-- BEGIN Excerpted records --
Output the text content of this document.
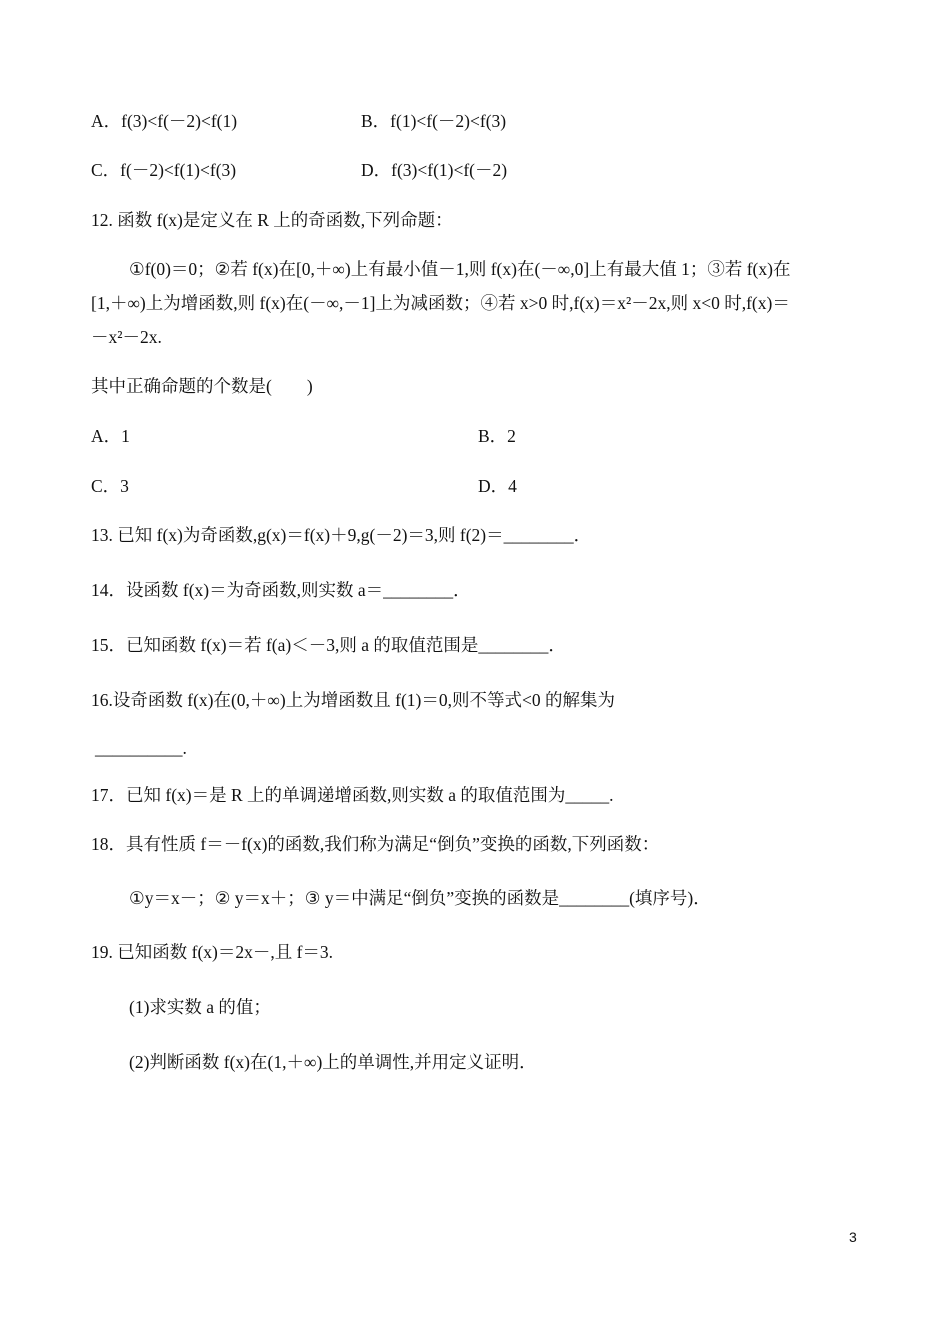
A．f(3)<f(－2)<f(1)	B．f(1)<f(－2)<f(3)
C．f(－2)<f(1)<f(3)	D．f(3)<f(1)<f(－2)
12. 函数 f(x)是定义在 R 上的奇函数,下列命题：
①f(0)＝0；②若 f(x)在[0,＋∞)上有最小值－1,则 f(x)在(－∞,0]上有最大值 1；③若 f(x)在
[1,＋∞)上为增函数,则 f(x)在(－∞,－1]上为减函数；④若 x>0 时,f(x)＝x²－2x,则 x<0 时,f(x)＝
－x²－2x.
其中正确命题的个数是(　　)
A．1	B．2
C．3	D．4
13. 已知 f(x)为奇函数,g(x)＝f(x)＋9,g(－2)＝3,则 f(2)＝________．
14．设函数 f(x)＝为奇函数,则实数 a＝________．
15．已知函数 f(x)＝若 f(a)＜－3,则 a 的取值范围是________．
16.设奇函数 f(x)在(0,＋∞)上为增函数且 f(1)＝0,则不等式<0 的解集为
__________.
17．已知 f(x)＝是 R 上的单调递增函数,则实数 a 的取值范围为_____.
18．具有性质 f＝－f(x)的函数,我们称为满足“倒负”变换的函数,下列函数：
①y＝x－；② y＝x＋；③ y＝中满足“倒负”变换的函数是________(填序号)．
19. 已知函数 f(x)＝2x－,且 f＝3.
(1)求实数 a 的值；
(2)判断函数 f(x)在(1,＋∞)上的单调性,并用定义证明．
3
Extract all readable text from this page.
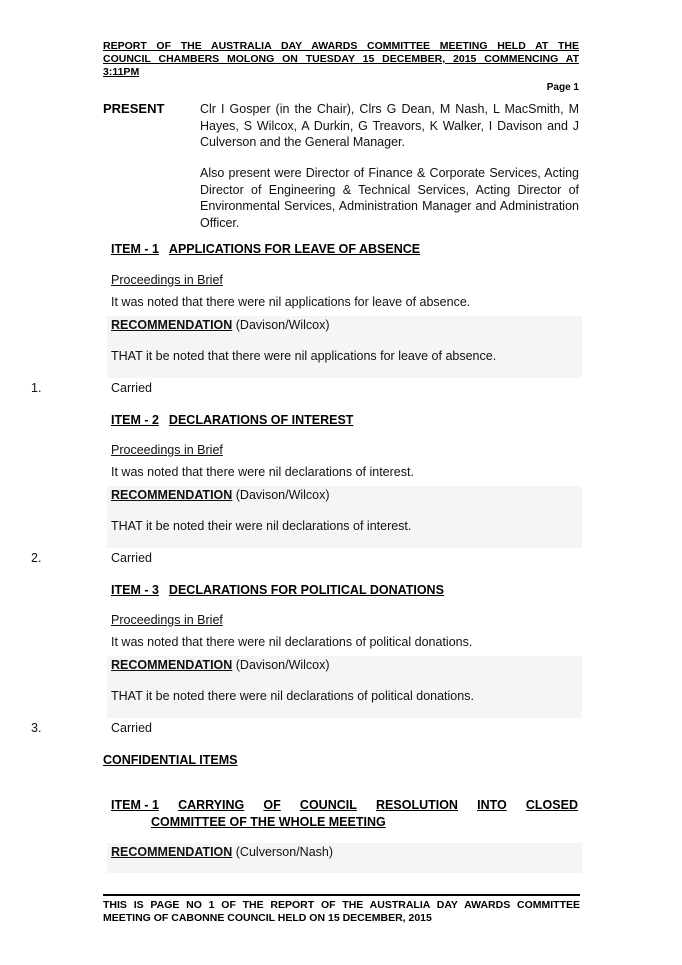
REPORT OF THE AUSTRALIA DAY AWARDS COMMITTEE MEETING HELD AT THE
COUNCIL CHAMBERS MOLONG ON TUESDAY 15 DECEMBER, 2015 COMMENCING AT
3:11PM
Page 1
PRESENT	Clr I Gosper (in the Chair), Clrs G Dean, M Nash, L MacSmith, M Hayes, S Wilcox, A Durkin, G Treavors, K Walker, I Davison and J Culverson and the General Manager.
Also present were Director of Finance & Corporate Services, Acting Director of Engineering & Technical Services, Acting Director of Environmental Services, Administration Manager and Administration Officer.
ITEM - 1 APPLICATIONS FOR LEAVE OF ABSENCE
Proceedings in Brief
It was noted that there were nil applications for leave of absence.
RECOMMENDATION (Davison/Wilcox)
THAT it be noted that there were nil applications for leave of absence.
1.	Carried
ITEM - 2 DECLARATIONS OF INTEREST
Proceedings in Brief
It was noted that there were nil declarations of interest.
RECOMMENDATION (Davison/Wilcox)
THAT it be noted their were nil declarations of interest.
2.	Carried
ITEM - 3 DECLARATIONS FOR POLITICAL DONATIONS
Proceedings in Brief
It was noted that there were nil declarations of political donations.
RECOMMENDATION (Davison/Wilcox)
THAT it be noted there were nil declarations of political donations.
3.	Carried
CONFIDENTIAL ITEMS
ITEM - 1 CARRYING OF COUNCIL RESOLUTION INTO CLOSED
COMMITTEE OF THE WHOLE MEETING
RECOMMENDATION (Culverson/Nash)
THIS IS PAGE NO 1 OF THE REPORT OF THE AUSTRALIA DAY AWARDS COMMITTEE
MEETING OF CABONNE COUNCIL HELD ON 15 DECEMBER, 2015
-- END Excerpted records --
- [Given task]: Using the entries above, return each line in which the word "AUSTRALIA" occurs.

- [Written reply]:
REPORT OF THE AUSTRALIA DAY AWARDS COMMITTEE MEETING HELD AT THE
THIS IS PAGE NO 1 OF THE REPORT OF THE AUSTRALIA DAY AWARDS COMMITTEE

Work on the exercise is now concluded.